The task
Give back the full listing verbatim, apart from its images.

Source material
※ ※ ※

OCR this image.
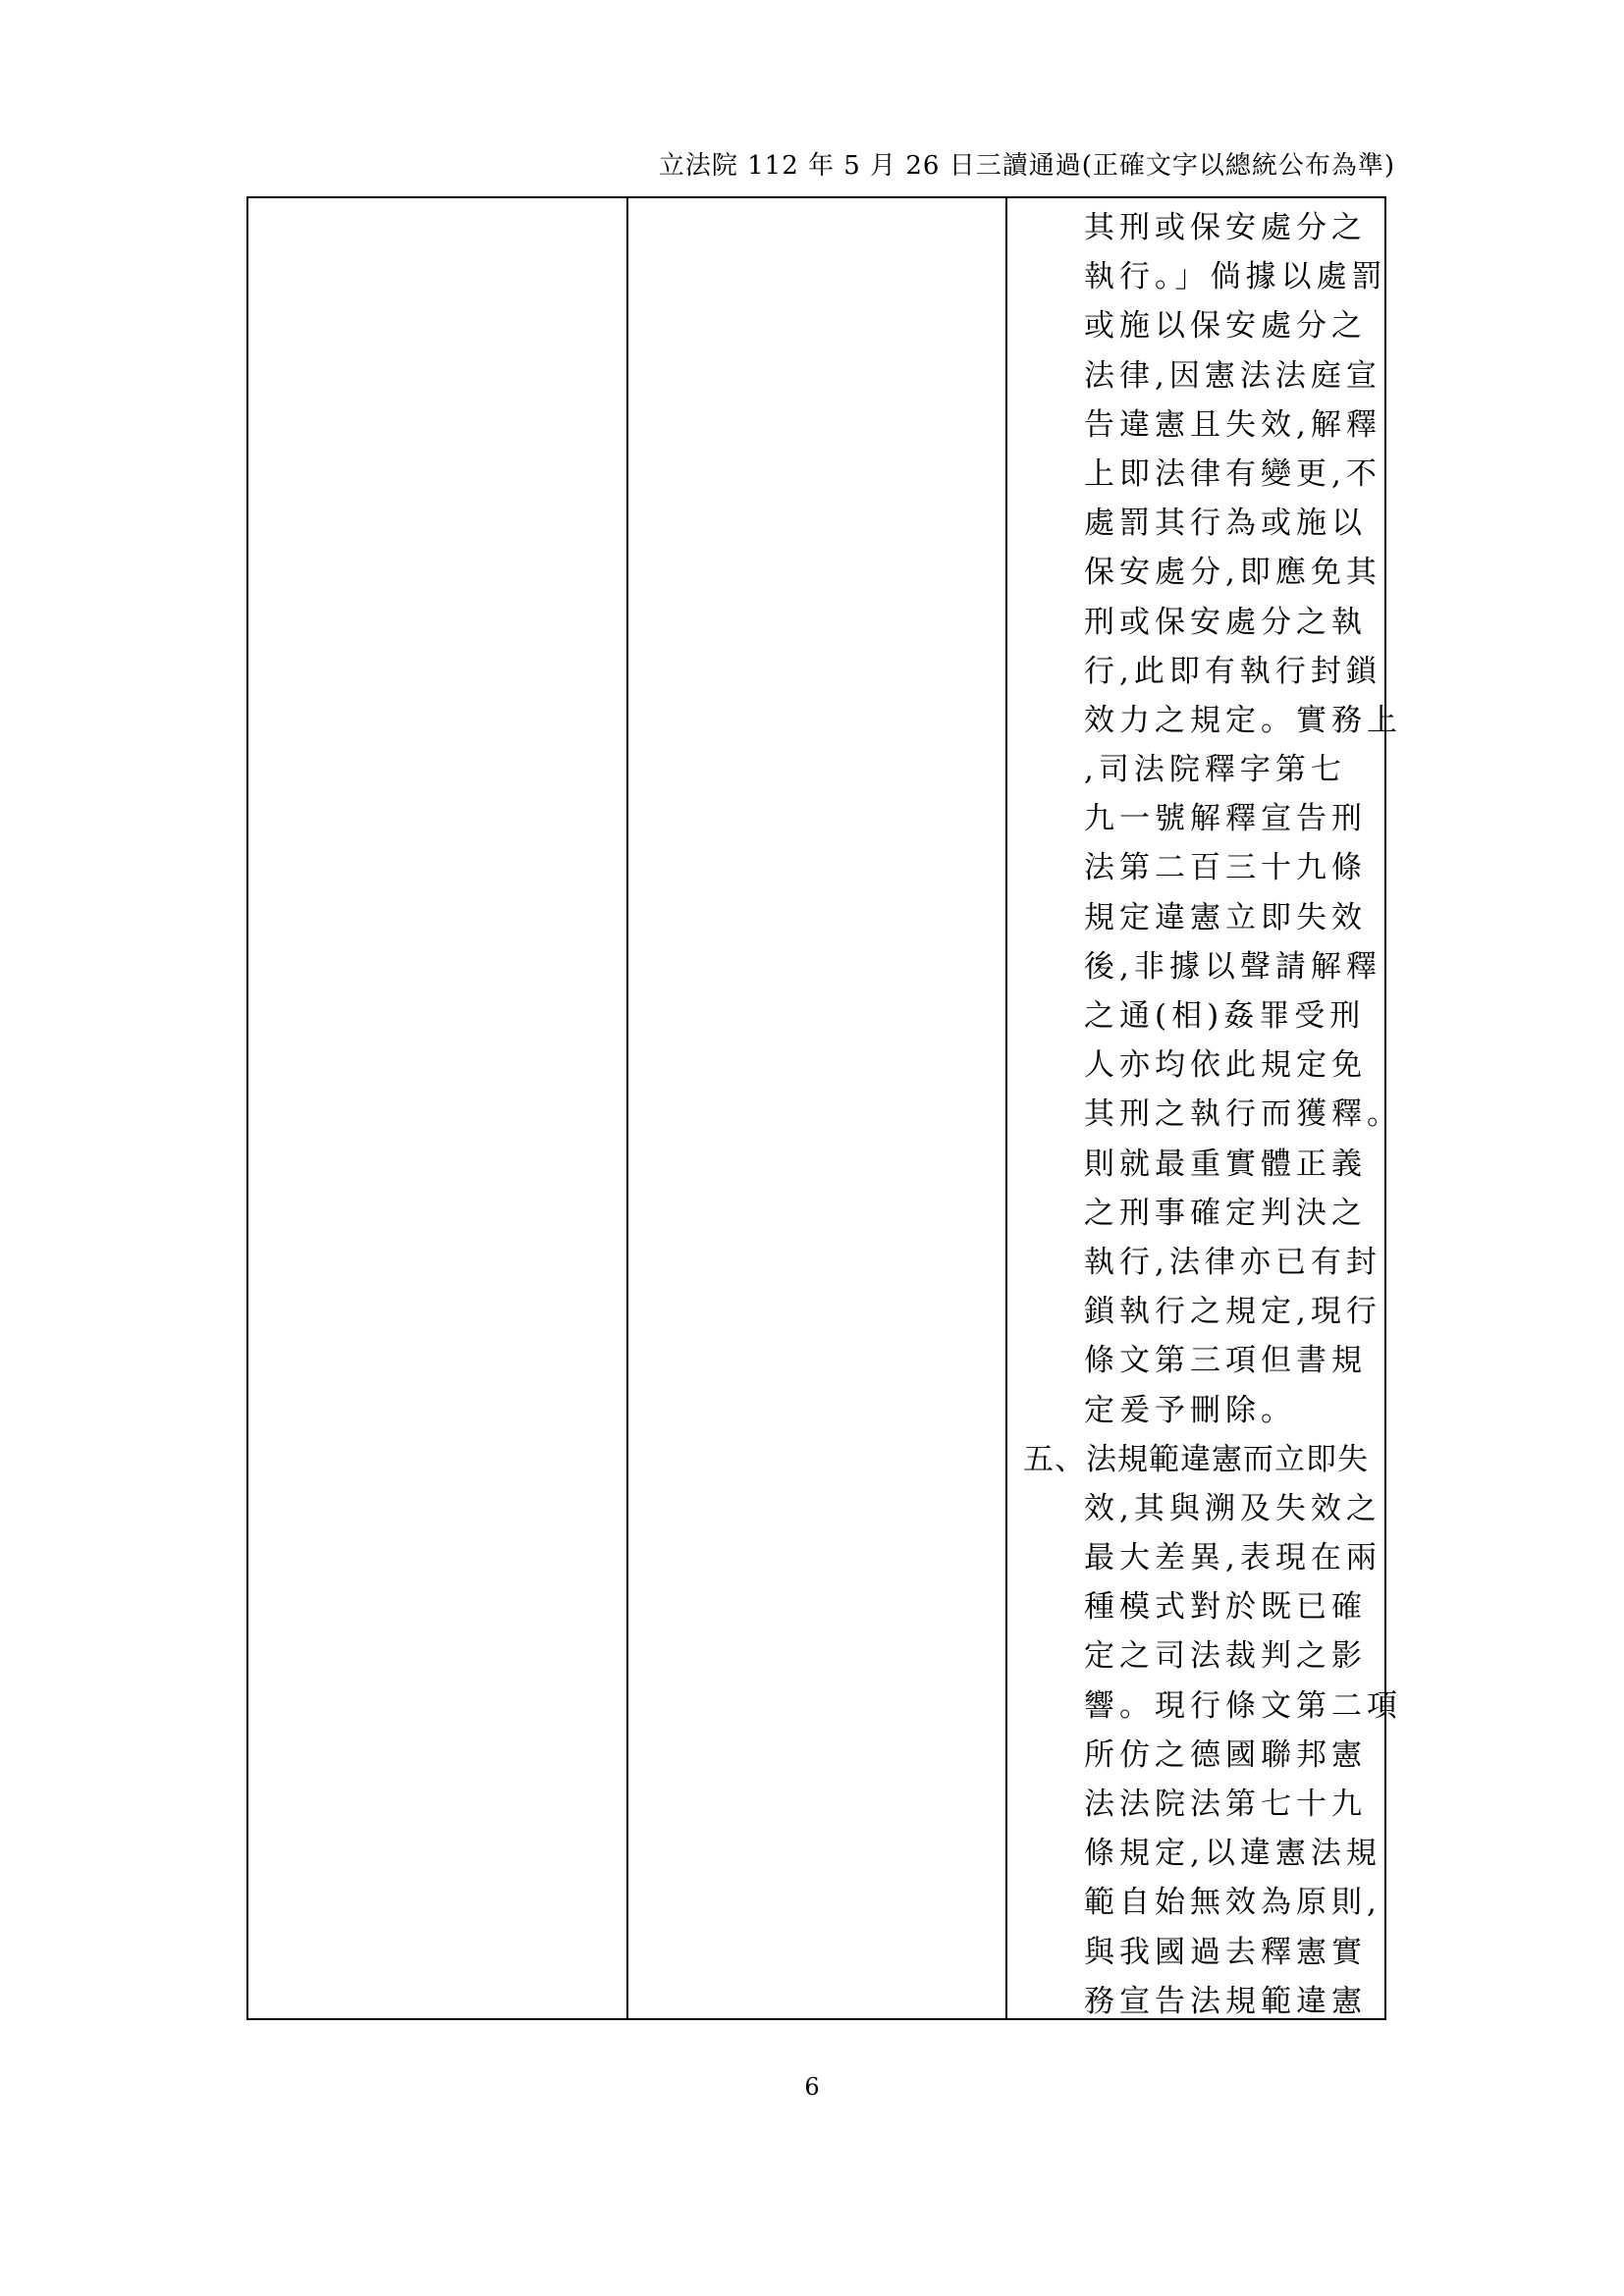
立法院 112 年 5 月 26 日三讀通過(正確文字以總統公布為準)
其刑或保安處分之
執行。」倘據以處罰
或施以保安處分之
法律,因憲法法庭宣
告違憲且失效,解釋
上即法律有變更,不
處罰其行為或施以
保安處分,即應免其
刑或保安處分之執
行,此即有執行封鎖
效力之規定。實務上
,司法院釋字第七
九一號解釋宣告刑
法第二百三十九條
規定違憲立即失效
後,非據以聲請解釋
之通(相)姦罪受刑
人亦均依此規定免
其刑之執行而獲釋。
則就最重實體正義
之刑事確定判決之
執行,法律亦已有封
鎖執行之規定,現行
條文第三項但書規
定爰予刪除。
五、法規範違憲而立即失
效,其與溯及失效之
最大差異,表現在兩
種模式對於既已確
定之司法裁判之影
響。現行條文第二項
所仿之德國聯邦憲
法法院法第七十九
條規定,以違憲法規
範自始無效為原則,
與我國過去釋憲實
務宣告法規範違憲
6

※ ※ ※

Answer to the exercise
OCR this image.
立法院 112 年 5 月 26 日三讀通過(正確文字以總統公布為準)
其刑或保安處分之
執行。」倘據以處罰
或施以保安處分之
法律,因憲法法庭宣
告違憲且失效,解釋
上即法律有變更,不
處罰其行為或施以
保安處分,即應免其
刑或保安處分之執
行,此即有執行封鎖
效力之規定。實務上
,司法院釋字第七
九一號解釋宣告刑
法第二百三十九條
規定違憲立即失效
後,非據以聲請解釋
之通(相)姦罪受刑
人亦均依此規定免
其刑之執行而獲釋。
則就最重實體正義
之刑事確定判決之
執行,法律亦已有封
鎖執行之規定,現行
條文第三項但書規
定爰予刪除。
五、法規範違憲而立即失
效,其與溯及失效之
最大差異,表現在兩
種模式對於既已確
定之司法裁判之影
響。現行條文第二項
所仿之德國聯邦憲
法法院法第七十九
條規定,以違憲法規
範自始無效為原則,
與我國過去釋憲實
務宣告法規範違憲
6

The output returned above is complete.